### Exercise material:
.....
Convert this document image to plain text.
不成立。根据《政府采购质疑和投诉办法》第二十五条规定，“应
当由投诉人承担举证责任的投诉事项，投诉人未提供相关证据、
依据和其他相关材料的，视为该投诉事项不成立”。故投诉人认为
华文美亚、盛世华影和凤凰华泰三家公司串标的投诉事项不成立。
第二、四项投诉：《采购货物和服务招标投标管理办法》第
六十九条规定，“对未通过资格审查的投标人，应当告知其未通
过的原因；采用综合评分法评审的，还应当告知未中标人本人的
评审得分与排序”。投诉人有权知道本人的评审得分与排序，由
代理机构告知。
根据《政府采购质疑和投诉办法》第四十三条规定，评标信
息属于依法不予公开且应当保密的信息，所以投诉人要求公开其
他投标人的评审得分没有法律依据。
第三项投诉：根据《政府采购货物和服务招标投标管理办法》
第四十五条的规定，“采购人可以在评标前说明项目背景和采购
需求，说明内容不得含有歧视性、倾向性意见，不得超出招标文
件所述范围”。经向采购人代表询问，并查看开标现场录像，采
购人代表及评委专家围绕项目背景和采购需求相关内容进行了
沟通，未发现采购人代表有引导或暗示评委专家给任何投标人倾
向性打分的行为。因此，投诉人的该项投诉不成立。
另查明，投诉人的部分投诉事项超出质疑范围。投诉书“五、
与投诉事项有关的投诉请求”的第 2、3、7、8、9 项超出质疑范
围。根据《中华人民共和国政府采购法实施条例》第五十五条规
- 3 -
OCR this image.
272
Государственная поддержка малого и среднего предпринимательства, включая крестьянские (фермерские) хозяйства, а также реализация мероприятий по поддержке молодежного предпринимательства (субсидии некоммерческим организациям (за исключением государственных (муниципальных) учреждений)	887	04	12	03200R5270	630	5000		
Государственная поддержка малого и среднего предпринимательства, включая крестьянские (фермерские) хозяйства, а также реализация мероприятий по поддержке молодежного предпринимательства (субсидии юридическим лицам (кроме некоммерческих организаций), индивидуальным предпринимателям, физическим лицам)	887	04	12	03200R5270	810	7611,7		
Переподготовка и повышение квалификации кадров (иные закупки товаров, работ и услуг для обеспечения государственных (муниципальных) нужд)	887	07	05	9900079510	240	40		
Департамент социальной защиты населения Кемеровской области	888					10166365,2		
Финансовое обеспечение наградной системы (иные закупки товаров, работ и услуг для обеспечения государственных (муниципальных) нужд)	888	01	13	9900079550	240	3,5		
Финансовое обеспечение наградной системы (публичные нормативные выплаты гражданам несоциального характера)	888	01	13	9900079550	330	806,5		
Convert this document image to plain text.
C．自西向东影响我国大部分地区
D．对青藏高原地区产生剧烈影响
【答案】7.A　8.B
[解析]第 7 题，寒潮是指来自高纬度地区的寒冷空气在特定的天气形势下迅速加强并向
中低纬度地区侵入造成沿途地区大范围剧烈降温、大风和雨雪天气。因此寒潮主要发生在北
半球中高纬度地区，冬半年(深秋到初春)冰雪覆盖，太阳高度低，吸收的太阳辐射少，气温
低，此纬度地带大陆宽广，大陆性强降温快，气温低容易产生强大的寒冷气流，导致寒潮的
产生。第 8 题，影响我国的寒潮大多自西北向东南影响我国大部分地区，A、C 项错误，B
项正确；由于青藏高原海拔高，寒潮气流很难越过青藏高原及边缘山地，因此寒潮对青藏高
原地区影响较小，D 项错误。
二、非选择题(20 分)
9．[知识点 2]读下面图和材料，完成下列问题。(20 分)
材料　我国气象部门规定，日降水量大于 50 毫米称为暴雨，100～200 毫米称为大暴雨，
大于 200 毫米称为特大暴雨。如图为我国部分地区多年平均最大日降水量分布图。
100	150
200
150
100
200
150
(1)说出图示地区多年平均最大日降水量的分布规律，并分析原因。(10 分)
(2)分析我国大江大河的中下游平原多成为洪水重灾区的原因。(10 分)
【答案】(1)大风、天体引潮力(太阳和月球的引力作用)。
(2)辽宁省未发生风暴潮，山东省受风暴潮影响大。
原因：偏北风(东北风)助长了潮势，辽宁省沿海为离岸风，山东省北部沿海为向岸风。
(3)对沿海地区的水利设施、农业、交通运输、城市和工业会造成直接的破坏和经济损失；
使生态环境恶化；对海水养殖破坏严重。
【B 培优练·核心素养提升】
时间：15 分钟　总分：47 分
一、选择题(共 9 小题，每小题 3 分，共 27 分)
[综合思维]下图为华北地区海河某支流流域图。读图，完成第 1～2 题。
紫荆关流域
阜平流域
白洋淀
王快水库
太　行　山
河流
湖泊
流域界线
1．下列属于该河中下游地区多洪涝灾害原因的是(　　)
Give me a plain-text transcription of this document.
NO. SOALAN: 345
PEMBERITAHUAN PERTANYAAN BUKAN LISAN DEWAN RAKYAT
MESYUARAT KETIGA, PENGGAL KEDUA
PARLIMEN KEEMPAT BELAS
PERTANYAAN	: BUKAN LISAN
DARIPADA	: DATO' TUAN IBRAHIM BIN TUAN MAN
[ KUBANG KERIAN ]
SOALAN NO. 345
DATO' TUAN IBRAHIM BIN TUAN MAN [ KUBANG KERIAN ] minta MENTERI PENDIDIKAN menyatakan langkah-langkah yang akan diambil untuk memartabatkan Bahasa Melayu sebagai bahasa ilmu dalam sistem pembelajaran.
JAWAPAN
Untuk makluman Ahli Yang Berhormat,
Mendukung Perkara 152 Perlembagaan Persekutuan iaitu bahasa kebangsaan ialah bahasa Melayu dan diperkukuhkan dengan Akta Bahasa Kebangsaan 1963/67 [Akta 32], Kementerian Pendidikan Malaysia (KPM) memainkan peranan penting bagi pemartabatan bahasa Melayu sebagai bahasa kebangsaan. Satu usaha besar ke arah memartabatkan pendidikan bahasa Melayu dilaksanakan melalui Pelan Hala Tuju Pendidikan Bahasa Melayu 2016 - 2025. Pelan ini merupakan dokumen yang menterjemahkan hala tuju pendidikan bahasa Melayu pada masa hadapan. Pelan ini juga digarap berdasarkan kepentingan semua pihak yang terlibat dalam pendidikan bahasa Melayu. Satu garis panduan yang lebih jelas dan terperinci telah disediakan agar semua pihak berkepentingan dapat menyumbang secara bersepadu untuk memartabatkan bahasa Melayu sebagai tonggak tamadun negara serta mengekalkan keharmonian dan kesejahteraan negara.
.....
### What you are asked to do:
All of the entries must be quoted exactly; please include each one.

### Answer to the exercise:
Convert this document image to plain text.
不成立。根据《政府采购质疑和投诉办法》第二十五条规定，“应
当由投诉人承担举证责任的投诉事项，投诉人未提供相关证据、
依据和其他相关材料的，视为该投诉事项不成立”。故投诉人认为
华文美亚、盛世华影和凤凰华泰三家公司串标的投诉事项不成立。
第二、四项投诉：《采购货物和服务招标投标管理办法》第
六十九条规定，“对未通过资格审查的投标人，应当告知其未通
过的原因；采用综合评分法评审的，还应当告知未中标人本人的
评审得分与排序”。投诉人有权知道本人的评审得分与排序，由
代理机构告知。
根据《政府采购质疑和投诉办法》第四十三条规定，评标信
息属于依法不予公开且应当保密的信息，所以投诉人要求公开其
他投标人的评审得分没有法律依据。
第三项投诉：根据《政府采购货物和服务招标投标管理办法》
第四十五条的规定，“采购人可以在评标前说明项目背景和采购
需求，说明内容不得含有歧视性、倾向性意见，不得超出招标文
件所述范围”。经向采购人代表询问，并查看开标现场录像，采
购人代表及评委专家围绕项目背景和采购需求相关内容进行了
沟通，未发现采购人代表有引导或暗示评委专家给任何投标人倾
向性打分的行为。因此，投诉人的该项投诉不成立。
另查明，投诉人的部分投诉事项超出质疑范围。投诉书“五、
与投诉事项有关的投诉请求”的第 2、3、7、8、9 项超出质疑范
围。根据《中华人民共和国政府采购法实施条例》第五十五条规
- 3 -
OCR this image.
272
Государственная поддержка малого и среднего предпринимательства, включая крестьянские (фермерские) хозяйства, а также реализация мероприятий по поддержке молодежного предпринимательства (субсидии некоммерческим организациям (за исключением государственных (муниципальных) учреждений)	887	04	12	03200R5270	630	5000		
Государственная поддержка малого и среднего предпринимательства, включая крестьянские (фермерские) хозяйства, а также реализация мероприятий по поддержке молодежного предпринимательства (субсидии юридическим лицам (кроме некоммерческих организаций), индивидуальным предпринимателям, физическим лицам)	887	04	12	03200R5270	810	7611,7		
Переподготовка и повышение квалификации кадров (иные закупки товаров, работ и услуг для обеспечения государственных (муниципальных) нужд)	887	07	05	9900079510	240	40		
Департамент социальной защиты населения Кемеровской области	888					10166365,2		
Финансовое обеспечение наградной системы (иные закупки товаров, работ и услуг для обеспечения государственных (муниципальных) нужд)	888	01	13	9900079550	240	3,5		
Финансовое обеспечение наградной системы (публичные нормативные выплаты гражданам несоциального характера)	888	01	13	9900079550	330	806,5		
Convert this document image to plain text.
C．自西向东影响我国大部分地区
D．对青藏高原地区产生剧烈影响
【答案】7.A　8.B
[解析]第 7 题，寒潮是指来自高纬度地区的寒冷空气在特定的天气形势下迅速加强并向
中低纬度地区侵入造成沿途地区大范围剧烈降温、大风和雨雪天气。因此寒潮主要发生在北
半球中高纬度地区，冬半年(深秋到初春)冰雪覆盖，太阳高度低，吸收的太阳辐射少，气温
低，此纬度地带大陆宽广，大陆性强降温快，气温低容易产生强大的寒冷气流，导致寒潮的
产生。第 8 题，影响我国的寒潮大多自西北向东南影响我国大部分地区，A、C 项错误，B
项正确；由于青藏高原海拔高，寒潮气流很难越过青藏高原及边缘山地，因此寒潮对青藏高
原地区影响较小，D 项错误。
二、非选择题(20 分)
9．[知识点 2]读下面图和材料，完成下列问题。(20 分)
材料　我国气象部门规定，日降水量大于 50 毫米称为暴雨，100～200 毫米称为大暴雨，
大于 200 毫米称为特大暴雨。如图为我国部分地区多年平均最大日降水量分布图。
100	150
200
150
100
200
150
(1)说出图示地区多年平均最大日降水量的分布规律，并分析原因。(10 分)
(2)分析我国大江大河的中下游平原多成为洪水重灾区的原因。(10 分)
【答案】(1)大风、天体引潮力(太阳和月球的引力作用)。
(2)辽宁省未发生风暴潮，山东省受风暴潮影响大。
原因：偏北风(东北风)助长了潮势，辽宁省沿海为离岸风，山东省北部沿海为向岸风。
(3)对沿海地区的水利设施、农业、交通运输、城市和工业会造成直接的破坏和经济损失；
使生态环境恶化；对海水养殖破坏严重。
【B 培优练·核心素养提升】
时间：15 分钟　总分：47 分
一、选择题(共 9 小题，每小题 3 分，共 27 分)
[综合思维]下图为华北地区海河某支流流域图。读图，完成第 1～2 题。
紫荆关流域
阜平流域
白洋淀
王快水库
太　行　山
河流
湖泊
流域界线
1．下列属于该河中下游地区多洪涝灾害原因的是(　　)
Give me a plain-text transcription of this document.
NO. SOALAN: 345
PEMBERITAHUAN PERTANYAAN BUKAN LISAN DEWAN RAKYAT
MESYUARAT KETIGA, PENGGAL KEDUA
PARLIMEN KEEMPAT BELAS
PERTANYAAN	: BUKAN LISAN
DARIPADA	: DATO' TUAN IBRAHIM BIN TUAN MAN
[ KUBANG KERIAN ]
SOALAN NO. 345
DATO' TUAN IBRAHIM BIN TUAN MAN [ KUBANG KERIAN ] minta MENTERI PENDIDIKAN menyatakan langkah-langkah yang akan diambil untuk memartabatkan Bahasa Melayu sebagai bahasa ilmu dalam sistem pembelajaran.
JAWAPAN
Untuk makluman Ahli Yang Berhormat,
Mendukung Perkara 152 Perlembagaan Persekutuan iaitu bahasa kebangsaan ialah bahasa Melayu dan diperkukuhkan dengan Akta Bahasa Kebangsaan 1963/67 [Akta 32], Kementerian Pendidikan Malaysia (KPM) memainkan peranan penting bagi pemartabatan bahasa Melayu sebagai bahasa kebangsaan. Satu usaha besar ke arah memartabatkan pendidikan bahasa Melayu dilaksanakan melalui Pelan Hala Tuju Pendidikan Bahasa Melayu 2016 - 2025. Pelan ini merupakan dokumen yang menterjemahkan hala tuju pendidikan bahasa Melayu pada masa hadapan. Pelan ini juga digarap berdasarkan kepentingan semua pihak yang terlibat dalam pendidikan bahasa Melayu. Satu garis panduan yang lebih jelas dan terperinci telah disediakan agar semua pihak berkepentingan dapat menyumbang secara bersepadu untuk memartabatkan bahasa Melayu sebagai tonggak tamadun negara serta mengekalkan keharmonian dan kesejahteraan negara.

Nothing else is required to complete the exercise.